- **WHAT THE EXERCISE ASKS**:
Output all lines exactly.

(Stored records)
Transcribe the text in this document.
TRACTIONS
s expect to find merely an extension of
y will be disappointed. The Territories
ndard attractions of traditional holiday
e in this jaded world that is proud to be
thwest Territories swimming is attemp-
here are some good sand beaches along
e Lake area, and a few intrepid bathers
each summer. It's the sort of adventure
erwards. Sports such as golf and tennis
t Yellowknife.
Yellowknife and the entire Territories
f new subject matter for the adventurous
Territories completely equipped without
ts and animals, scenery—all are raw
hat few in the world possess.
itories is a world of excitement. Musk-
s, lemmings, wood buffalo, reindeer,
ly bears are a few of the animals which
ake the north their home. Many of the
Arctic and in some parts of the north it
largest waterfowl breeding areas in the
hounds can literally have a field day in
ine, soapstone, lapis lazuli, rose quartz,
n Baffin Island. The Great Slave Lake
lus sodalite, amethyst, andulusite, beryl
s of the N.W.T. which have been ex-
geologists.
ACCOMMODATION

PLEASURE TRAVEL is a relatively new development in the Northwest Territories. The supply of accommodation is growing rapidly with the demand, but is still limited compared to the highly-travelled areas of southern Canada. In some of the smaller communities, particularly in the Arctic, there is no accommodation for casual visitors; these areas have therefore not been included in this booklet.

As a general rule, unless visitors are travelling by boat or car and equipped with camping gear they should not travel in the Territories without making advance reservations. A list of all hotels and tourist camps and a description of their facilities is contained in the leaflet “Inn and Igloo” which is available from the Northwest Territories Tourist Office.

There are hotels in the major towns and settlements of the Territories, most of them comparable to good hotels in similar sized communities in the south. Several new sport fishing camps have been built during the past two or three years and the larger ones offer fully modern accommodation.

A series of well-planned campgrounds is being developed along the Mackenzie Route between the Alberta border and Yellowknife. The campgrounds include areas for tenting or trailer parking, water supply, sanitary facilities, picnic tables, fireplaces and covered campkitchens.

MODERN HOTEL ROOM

- **FINAL RESULT**:
Transcribe the text in this document.
TRACTIONS
s expect to find merely an extension of
y will be disappointed. The Territories
ndard attractions of traditional holiday
e in this jaded world that is proud to be
thwest Territories swimming is attemp-
here are some good sand beaches along
e Lake area, and a few intrepid bathers
each summer. It's the sort of adventure
erwards. Sports such as golf and tennis
t Yellowknife.
Yellowknife and the entire Territories
f new subject matter for the adventurous
Territories completely equipped without
ts and animals, scenery—all are raw
hat few in the world possess.
itories is a world of excitement. Musk-
s, lemmings, wood buffalo, reindeer,
ly bears are a few of the animals which
ake the north their home. Many of the
Arctic and in some parts of the north it
largest waterfowl breeding areas in the
hounds can literally have a field day in
ine, soapstone, lapis lazuli, rose quartz,
n Baffin Island. The Great Slave Lake
lus sodalite, amethyst, andulusite, beryl
s of the N.W.T. which have been ex-
geologists.
ACCOMMODATION

PLEASURE TRAVEL is a relatively new development in the Northwest Territories. The supply of accommodation is growing rapidly with the demand, but is still limited compared to the highly-travelled areas of southern Canada. In some of the smaller communities, particularly in the Arctic, there is no accommodation for casual visitors; these areas have therefore not been included in this booklet.

As a general rule, unless visitors are travelling by boat or car and equipped with camping gear they should not travel in the Territories without making advance reservations. A list of all hotels and tourist camps and a description of their facilities is contained in the leaflet “Inn and Igloo” which is available from the Northwest Territories Tourist Office.

There are hotels in the major towns and settlements of the Territories, most of them comparable to good hotels in similar sized communities in the south. Several new sport fishing camps have been built during the past two or three years and the larger ones offer fully modern accommodation.

A series of well-planned campgrounds is being developed along the Mackenzie Route between the Alberta border and Yellowknife. The campgrounds include areas for tenting or trailer parking, water supply, sanitary facilities, picnic tables, fireplaces and covered campkitchens.

MODERN HOTEL ROOM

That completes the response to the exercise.